**WRITTEN INSTRUCTION**
Find the lines holding "Acid" and copy them.

**SUPPLIED MATERIAL**
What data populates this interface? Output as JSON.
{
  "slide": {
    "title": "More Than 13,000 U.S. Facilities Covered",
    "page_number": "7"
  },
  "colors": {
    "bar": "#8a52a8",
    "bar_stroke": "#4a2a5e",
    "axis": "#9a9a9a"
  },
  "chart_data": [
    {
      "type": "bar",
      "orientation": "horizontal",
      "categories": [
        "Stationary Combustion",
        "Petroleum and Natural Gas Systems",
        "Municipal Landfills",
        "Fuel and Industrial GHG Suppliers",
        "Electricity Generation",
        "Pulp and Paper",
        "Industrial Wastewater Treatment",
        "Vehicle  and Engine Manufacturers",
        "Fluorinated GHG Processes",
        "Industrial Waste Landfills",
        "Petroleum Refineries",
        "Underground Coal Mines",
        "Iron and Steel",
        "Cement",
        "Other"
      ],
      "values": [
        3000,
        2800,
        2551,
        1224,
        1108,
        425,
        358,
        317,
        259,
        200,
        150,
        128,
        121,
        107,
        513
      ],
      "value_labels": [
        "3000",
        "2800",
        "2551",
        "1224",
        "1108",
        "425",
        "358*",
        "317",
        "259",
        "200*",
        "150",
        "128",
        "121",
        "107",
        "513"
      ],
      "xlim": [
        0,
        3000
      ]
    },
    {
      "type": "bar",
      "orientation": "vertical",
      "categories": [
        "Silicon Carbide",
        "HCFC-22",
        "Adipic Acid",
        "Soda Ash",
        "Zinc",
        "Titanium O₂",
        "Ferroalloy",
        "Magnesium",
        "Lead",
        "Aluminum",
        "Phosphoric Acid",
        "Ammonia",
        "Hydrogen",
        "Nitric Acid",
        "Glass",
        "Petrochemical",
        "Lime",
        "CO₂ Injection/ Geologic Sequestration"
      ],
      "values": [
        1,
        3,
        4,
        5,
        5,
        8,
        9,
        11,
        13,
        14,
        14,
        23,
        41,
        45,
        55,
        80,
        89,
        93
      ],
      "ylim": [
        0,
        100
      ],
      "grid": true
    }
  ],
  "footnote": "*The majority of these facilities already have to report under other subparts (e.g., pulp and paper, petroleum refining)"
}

**REPLY TO THE TASK**
        "Adipic Acid",
        "Phosphoric Acid",
        "Nitric Acid",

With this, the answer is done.